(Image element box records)

▬▬▬▬▬▬

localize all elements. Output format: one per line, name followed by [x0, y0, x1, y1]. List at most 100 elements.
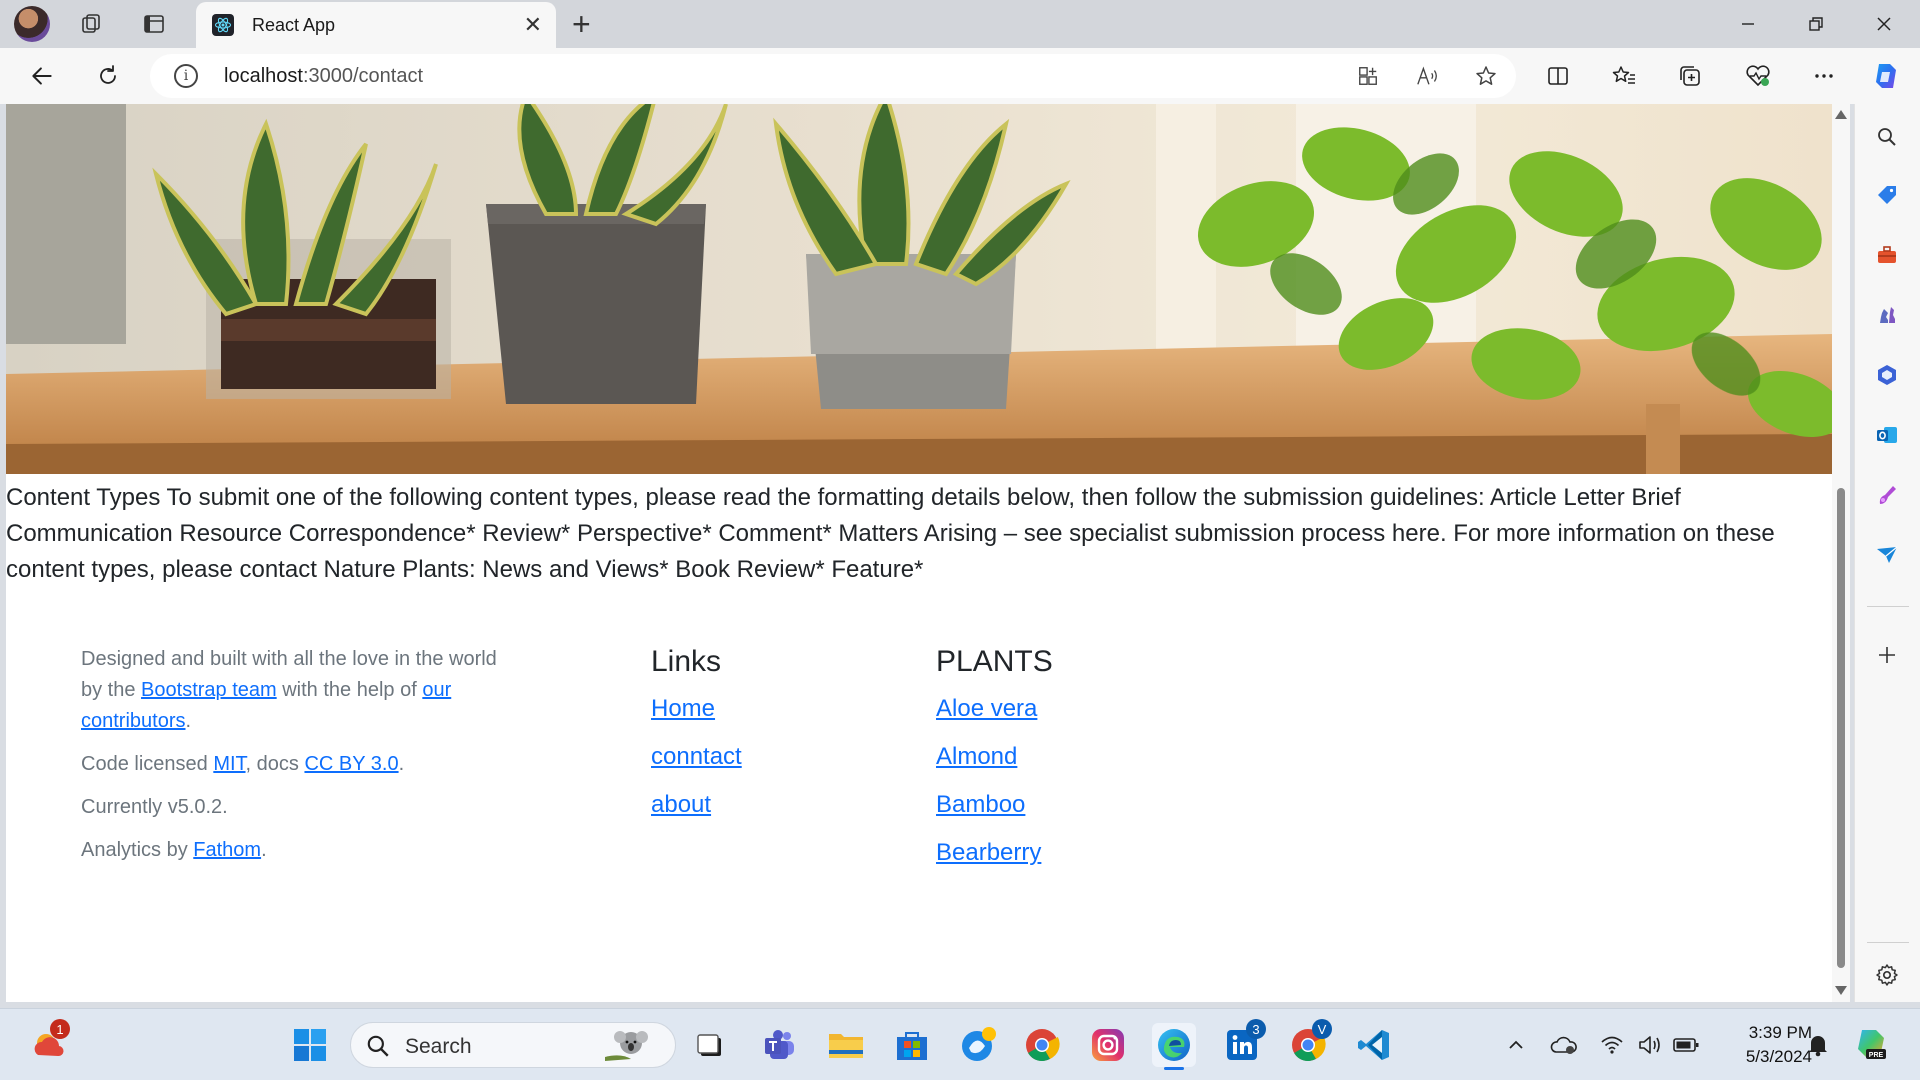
fathom-link[interactable]: Fathom [193, 839, 261, 861]
edge-sidebar [1854, 104, 1920, 1002]
send-icon[interactable] [1872, 540, 1902, 570]
collections-icon[interactable] [1672, 58, 1708, 94]
show-hidden-icons-chevron-icon[interactable] [1494, 1023, 1538, 1067]
react-icon [212, 14, 234, 36]
sidebar-divider [1867, 606, 1909, 607]
footer-link-about[interactable]: about [651, 790, 742, 819]
url-path: :3000/contact [302, 65, 424, 87]
about-text: Analytics by [81, 839, 194, 861]
back-button[interactable] [24, 58, 60, 94]
footer-about: Designed and built with all the love in … [81, 644, 501, 878]
about-analytics: Analytics by Fathom. [81, 835, 501, 866]
chrome-profile-icon[interactable]: V [1286, 1019, 1332, 1067]
about-license: Code licensed MIT, docs CC BY 3.0. [81, 749, 501, 780]
browser-titlebar: React App ✕ + [0, 0, 1920, 48]
weather-badge: 1 [50, 1019, 70, 1039]
favorites-icon[interactable] [1606, 58, 1642, 94]
plant-link-aloe-vera[interactable]: Aloe vera [936, 694, 1053, 723]
about-text: with the help of [276, 679, 423, 701]
onedrive-cloud-icon[interactable] [1542, 1023, 1586, 1067]
active-app-indicator [1164, 1067, 1184, 1070]
plant-link-bearberry[interactable]: Bearberry [936, 838, 1053, 867]
vscode-icon[interactable] [1352, 1023, 1396, 1067]
instagram-icon[interactable] [1086, 1023, 1130, 1067]
page-footer: Designed and built with all the love in … [6, 644, 1832, 944]
hero-plants-image [6, 104, 1832, 474]
about-credits: Designed and built with all the love in … [81, 644, 501, 737]
tab-close-icon[interactable]: ✕ [524, 12, 542, 38]
add-sidebar-app-icon[interactable] [1872, 640, 1902, 670]
file-explorer-icon[interactable] [824, 1023, 868, 1067]
designer-icon[interactable] [1872, 480, 1902, 510]
split-screen-icon[interactable] [1540, 58, 1576, 94]
address-bar[interactable]: i localhost:3000/contact [150, 54, 1516, 98]
sidebar-divider [1867, 942, 1909, 943]
url-host: localhost [224, 65, 303, 87]
copilot-icon[interactable] [1868, 58, 1904, 94]
minimize-button[interactable] [1728, 8, 1768, 40]
workspaces-icon[interactable] [76, 8, 108, 40]
footer-links-column: Links Home conntact about [651, 644, 742, 838]
restore-button[interactable] [1796, 8, 1836, 40]
windows-taskbar: 1 Search 3 V 3:39 PM 5/3/2024 PRE [0, 1008, 1920, 1080]
browser-essentials-icon[interactable] [1740, 58, 1776, 94]
teams-icon[interactable] [758, 1023, 802, 1067]
app-available-icon[interactable] [1350, 58, 1386, 94]
web-page: Content Types To submit one of the follo… [6, 104, 1832, 1002]
scroll-up-arrow[interactable] [1835, 110, 1847, 119]
about-text: . [398, 753, 405, 775]
tools-icon[interactable] [1872, 240, 1902, 270]
tab-title: React App [252, 15, 336, 35]
browser-toolbar: i localhost:3000/contact [0, 48, 1920, 104]
url-text[interactable]: localhost:3000/contact [224, 65, 423, 88]
mit-link[interactable]: MIT [213, 753, 245, 775]
favorite-star-icon[interactable] [1468, 58, 1504, 94]
scroll-down-arrow[interactable] [1835, 986, 1847, 995]
profile-avatar[interactable] [14, 6, 50, 42]
copilot-app-icon[interactable] [956, 1023, 1000, 1067]
about-version: Currently v5.0.2. [81, 796, 228, 818]
plant-link-bamboo[interactable]: Bamboo [936, 790, 1053, 819]
new-tab-button[interactable]: + [572, 6, 591, 43]
footer-link-contact[interactable]: conntact [651, 742, 742, 771]
page-scrollbar[interactable] [1832, 104, 1850, 1002]
copilot-preview-icon[interactable]: PRE [1850, 1023, 1894, 1067]
site-info-icon[interactable]: i [174, 64, 198, 88]
bootstrap-team-link[interactable]: Bootstrap team [141, 679, 277, 701]
more-options-icon[interactable] [1806, 58, 1842, 94]
cc-by-link[interactable]: CC BY 3.0 [304, 753, 398, 775]
chrome-profile-badge: V [1312, 1019, 1332, 1039]
search-placeholder: Search [405, 1035, 472, 1058]
chrome-icon[interactable] [1020, 1023, 1064, 1067]
svg-text:PRE: PRE [1869, 1052, 1884, 1059]
taskbar-search-box[interactable]: Search [350, 1022, 676, 1068]
plant-link-almond[interactable]: Almond [936, 742, 1053, 771]
sidebar-settings-gear-icon[interactable] [1872, 960, 1902, 990]
about-text: . [185, 710, 192, 732]
search-icon[interactable] [1872, 122, 1902, 152]
tab-react-app[interactable]: React App ✕ [196, 2, 556, 48]
start-windows-icon[interactable] [288, 1023, 332, 1067]
microsoft-365-icon[interactable] [1872, 360, 1902, 390]
search-icon [365, 1033, 391, 1064]
edge-browser-icon[interactable] [1152, 1023, 1196, 1070]
games-icon[interactable] [1872, 300, 1902, 330]
links-heading: Links [651, 645, 722, 678]
linkedin-badge: 3 [1246, 1019, 1266, 1039]
battery-icon[interactable] [1664, 1023, 1708, 1067]
footer-link-home[interactable]: Home [651, 694, 742, 723]
read-aloud-icon[interactable] [1410, 58, 1446, 94]
linkedin-icon[interactable]: 3 [1220, 1019, 1266, 1067]
notification-bell-icon[interactable] [1796, 1023, 1840, 1067]
close-window-button[interactable] [1864, 8, 1904, 40]
microsoft-store-icon[interactable] [890, 1023, 934, 1067]
task-view-icon[interactable] [688, 1023, 732, 1067]
weather-widget-icon[interactable]: 1 [26, 1019, 70, 1067]
shopping-tag-icon[interactable] [1872, 180, 1902, 210]
outlook-icon[interactable] [1872, 420, 1902, 450]
scrollbar-thumb[interactable] [1837, 488, 1845, 968]
refresh-button[interactable] [90, 58, 126, 94]
about-text: . [261, 839, 267, 861]
about-text: Code licensed [81, 753, 214, 775]
vertical-tabs-icon[interactable] [138, 8, 170, 40]
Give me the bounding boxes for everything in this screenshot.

▬▬▬▬▬▬

Brief. Present every one of the lines above as a Markdown table with the columns "No." and "Line", numbering the rows and omitting any blank lines. Leave the pictures out of the table.

Problem solution.
| No. | Line |
|---|---|
| 1 | localize all elements. Output format: one per line, name followed by [x0, y0, x1, y1]. List at most 100 elements. |
| 2 | fathom-link[interactable]: Fathom [193, 839, 261, 861] |
| 3 | edge-sidebar [1854, 104, 1920, 1002] |
| 4 | send-icon[interactable] [1872, 540, 1902, 570] |
| 5 | collections-icon[interactable] [1672, 58, 1708, 94] |
| 6 | show-hidden-icons-chevron-icon[interactable] [1494, 1023, 1538, 1067] |
| 7 | react-icon [212, 14, 234, 36] |
| 8 | sidebar-divider [1867, 606, 1909, 607] |
| 9 | footer-link-about[interactable]: about [651, 790, 742, 819] |
| 10 | url-path: :3000/contact [302, 65, 424, 87] |
| 11 | about-text: Analytics by [81, 839, 194, 861] |
| 12 | back-button[interactable] [24, 58, 60, 94] |
| 13 | footer-about: Designed and built with all the love in … [81, 644, 501, 878] |
| 14 | about-analytics: Analytics by Fathom. [81, 835, 501, 866] |
| 15 | chrome-profile-icon[interactable]: V [1286, 1019, 1332, 1067] |
| 16 | about-license: Code licensed MIT, docs CC BY 3.0. [81, 749, 501, 780] |
| 17 | browser-titlebar: React App ✕ + [0, 0, 1920, 48] |
| 18 | weather-badge: 1 [50, 1019, 70, 1039] |
| 19 | favorites-icon[interactable] [1606, 58, 1642, 94] |
| 20 | plant-link-aloe-vera[interactable]: Aloe vera [936, 694, 1053, 723] |
| 21 | about-text: with the help of [276, 679, 423, 701] |
| 22 | onedrive-cloud-icon[interactable] [1542, 1023, 1586, 1067] |
| 23 | active-app-indicator [1164, 1067, 1184, 1070] |
| 24 | plant-link-bearberry[interactable]: Bearberry [936, 838, 1053, 867] |
| 25 | vscode-icon[interactable] [1352, 1023, 1396, 1067] |
| 26 | instagram-icon[interactable] [1086, 1023, 1130, 1067] |
| 27 | page-footer: Designed and built with all the love in … [6, 644, 1832, 944] |
| 28 | hero-plants-image [6, 104, 1832, 474] |
| 29 | about-credits: Designed and built with all the love in … [81, 644, 501, 737] |
| 30 | tab-close-icon[interactable]: ✕ [524, 12, 542, 38] |
| 31 | add-sidebar-app-icon[interactable] [1872, 640, 1902, 670] |
| 32 | file-explorer-icon[interactable] [824, 1023, 868, 1067] |
| 33 | designer-icon[interactable] [1872, 480, 1902, 510] |
| 34 | split-screen-icon[interactable] [1540, 58, 1576, 94] |
| 35 | address-bar[interactable]: i localhost:3000/contact [150, 54, 1516, 98] |
| 36 | sidebar-divider [1867, 942, 1909, 943] |
| 37 | url-host: localhost [224, 65, 303, 87] |
| 38 | copilot-icon[interactable] [1868, 58, 1904, 94] |
| 39 | minimize-button[interactable] [1728, 8, 1768, 40] |
| 40 | workspaces-icon[interactable] [76, 8, 108, 40] |
| 41 | footer-links-column: Links Home conntact about [651, 644, 742, 838] |
| 42 | restore-button[interactable] [1796, 8, 1836, 40] |
| 43 | windows-taskbar: 1 Search 3 V 3:39 PM 5/3/2024 PRE [0, 1008, 1920, 1080] |
| 44 | browser-essentials-icon[interactable] [1740, 58, 1776, 94] |
| 45 | teams-icon[interactable] [758, 1023, 802, 1067] |
| 46 | app-available-icon[interactable] [1350, 58, 1386, 94] |
| 47 | web-page: Content Types To submit one of the follo… [6, 104, 1832, 1002] |
| 48 | scroll-up-arrow[interactable] [1835, 110, 1847, 119] |
| 49 | about-text: . [398, 753, 405, 775] |
| 50 | tools-icon[interactable] [1872, 240, 1902, 270] |
| 51 | tab-title: React App [252, 15, 336, 35] |
| 52 | browser-toolbar: i localhost:3000/contact [0, 48, 1920, 104] |
| 53 | url-text[interactable]: localhost:3000/contact [224, 65, 423, 88] |
| 54 | mit-link[interactable]: MIT [213, 753, 245, 775] |
| 55 | favorite-star-icon[interactable] [1468, 58, 1504, 94] |
| 56 | scroll-down-arrow[interactable] [1835, 986, 1847, 995] |
| 57 | profile-avatar[interactable] [14, 6, 50, 42] |
| 58 | copilot-app-icon[interactable] [956, 1023, 1000, 1067] |
| 59 | about-version: Currently v5.0.2. [81, 796, 228, 818] |
| 60 | plant-link-bamboo[interactable]: Bamboo [936, 790, 1053, 819] |
| 61 | new-tab-button[interactable]: + [572, 6, 591, 43] |
| 62 | footer-link-contact[interactable]: conntact [651, 742, 742, 771] |
| 63 | page-scrollbar[interactable] [1832, 104, 1850, 1002] |
| 64 | copilot-preview-icon[interactable]: PRE [1850, 1023, 1894, 1067] |
| 65 | site-info-icon[interactable]: i [174, 64, 198, 88] |
| 66 | bootstrap-team-link[interactable]: Bootstrap team [141, 679, 277, 701] |
| 67 | more-options-icon[interactable] [1806, 58, 1842, 94] |
| 68 | cc-by-link[interactable]: CC BY 3.0 [304, 753, 398, 775] |
| 69 | chrome-profile-badge: V [1312, 1019, 1332, 1039] |
| 70 | search-placeholder: Search [405, 1035, 472, 1058] |
| 71 | chrome-icon[interactable] [1020, 1023, 1064, 1067] |
| 72 | svg-text:PRE: PRE [1869, 1052, 1884, 1059] |
| 73 | taskbar-search-box[interactable]: Search [350, 1022, 676, 1068] |
| 74 | plant-link-almond[interactable]: Almond [936, 742, 1053, 771] |
| 75 | sidebar-settings-gear-icon[interactable] [1872, 960, 1902, 990] |
| 76 | about-text: . [185, 710, 192, 732] |
| 77 | search-icon[interactable] [1872, 122, 1902, 152] |
| 78 | tab-react-app[interactable]: React App ✕ [196, 2, 556, 48] |
| 79 | start-windows-icon[interactable] [288, 1023, 332, 1067] |
| 80 | microsoft-365-icon[interactable] [1872, 360, 1902, 390] |
| 81 | search-icon [365, 1033, 391, 1064] |
| 82 | edge-browser-icon[interactable] [1152, 1023, 1196, 1070] |
| 83 | games-icon[interactable] [1872, 300, 1902, 330] |
| 84 | links-heading: Links [651, 645, 722, 678] |
| 85 | linkedin-badge: 3 [1246, 1019, 1266, 1039] |
| 86 | battery-icon[interactable] [1664, 1023, 1708, 1067] |
| 87 | footer-link-home[interactable]: Home [651, 694, 742, 723] |
| 88 | read-aloud-icon[interactable] [1410, 58, 1446, 94] |
| 89 | linkedin-icon[interactable]: 3 [1220, 1019, 1266, 1067] |
| 90 | notification-bell-icon[interactable] [1796, 1023, 1840, 1067] |
| 91 | close-window-button[interactable] [1864, 8, 1904, 40] |
| 92 | microsoft-store-icon[interactable] [890, 1023, 934, 1067] |
| 93 | task-view-icon[interactable] [688, 1023, 732, 1067] |
| 94 | weather-widget-icon[interactable]: 1 [26, 1019, 70, 1067] |
| 95 | shopping-tag-icon[interactable] [1872, 180, 1902, 210] |
| 96 | outlook-icon[interactable] [1872, 420, 1902, 450] |
| 97 | scrollbar-thumb[interactable] [1837, 488, 1845, 968] |
| 98 | refresh-button[interactable] [90, 58, 126, 94] |
| 99 | about-text: . [261, 839, 267, 861] |
| 100 | about-text: Code licensed [81, 753, 214, 775] |
| 101 | vertical-tabs-icon[interactable] [138, 8, 170, 40] |
| 102 | Give me the bounding boxes for everything in this screenshot. |